Listed entries –
------------------------------------------------

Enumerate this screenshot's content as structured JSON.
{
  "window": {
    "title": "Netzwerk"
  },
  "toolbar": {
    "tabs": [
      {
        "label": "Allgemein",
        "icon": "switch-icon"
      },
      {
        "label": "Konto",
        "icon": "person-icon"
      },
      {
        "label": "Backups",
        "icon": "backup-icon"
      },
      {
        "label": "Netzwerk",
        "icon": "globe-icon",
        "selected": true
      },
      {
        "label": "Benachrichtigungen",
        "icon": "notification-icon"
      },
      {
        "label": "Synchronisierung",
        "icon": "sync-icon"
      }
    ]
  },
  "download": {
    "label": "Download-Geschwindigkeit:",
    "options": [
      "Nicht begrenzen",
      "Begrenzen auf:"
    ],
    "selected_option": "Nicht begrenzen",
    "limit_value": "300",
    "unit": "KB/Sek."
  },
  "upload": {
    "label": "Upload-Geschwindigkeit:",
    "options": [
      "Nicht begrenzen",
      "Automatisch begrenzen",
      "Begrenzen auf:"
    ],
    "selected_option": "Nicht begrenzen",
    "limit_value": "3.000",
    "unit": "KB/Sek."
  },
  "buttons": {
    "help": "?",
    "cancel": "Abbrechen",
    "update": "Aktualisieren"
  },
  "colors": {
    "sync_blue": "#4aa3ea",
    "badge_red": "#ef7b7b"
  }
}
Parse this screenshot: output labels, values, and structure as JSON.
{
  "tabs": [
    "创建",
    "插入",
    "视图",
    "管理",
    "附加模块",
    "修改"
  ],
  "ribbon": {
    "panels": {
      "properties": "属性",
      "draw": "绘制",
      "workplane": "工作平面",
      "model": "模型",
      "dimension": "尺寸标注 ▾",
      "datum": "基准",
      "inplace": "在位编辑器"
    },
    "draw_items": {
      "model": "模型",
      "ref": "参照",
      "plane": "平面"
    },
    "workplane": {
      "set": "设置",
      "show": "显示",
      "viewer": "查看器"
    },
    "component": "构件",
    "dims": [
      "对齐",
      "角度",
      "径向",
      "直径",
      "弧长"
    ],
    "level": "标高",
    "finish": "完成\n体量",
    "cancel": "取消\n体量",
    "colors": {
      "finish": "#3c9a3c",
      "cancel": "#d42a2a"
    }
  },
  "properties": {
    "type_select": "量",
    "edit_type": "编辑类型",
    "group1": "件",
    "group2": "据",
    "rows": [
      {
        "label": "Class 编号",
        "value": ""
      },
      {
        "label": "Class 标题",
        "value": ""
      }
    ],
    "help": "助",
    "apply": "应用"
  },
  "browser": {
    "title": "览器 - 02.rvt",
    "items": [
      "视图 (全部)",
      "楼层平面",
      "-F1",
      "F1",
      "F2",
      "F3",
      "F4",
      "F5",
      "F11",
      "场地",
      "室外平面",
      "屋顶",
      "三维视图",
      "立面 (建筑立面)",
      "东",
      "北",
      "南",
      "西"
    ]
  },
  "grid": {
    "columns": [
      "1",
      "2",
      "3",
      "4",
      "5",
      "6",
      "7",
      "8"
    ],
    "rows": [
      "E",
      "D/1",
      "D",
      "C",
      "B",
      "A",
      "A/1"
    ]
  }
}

------------------------------------------------

Go through the data above and find the lines with the word "JSON". Copy each of those lines.

Enumerate this screenshot's content as structured JSON.
Parse this screenshot: output labels, values, and structure as JSON.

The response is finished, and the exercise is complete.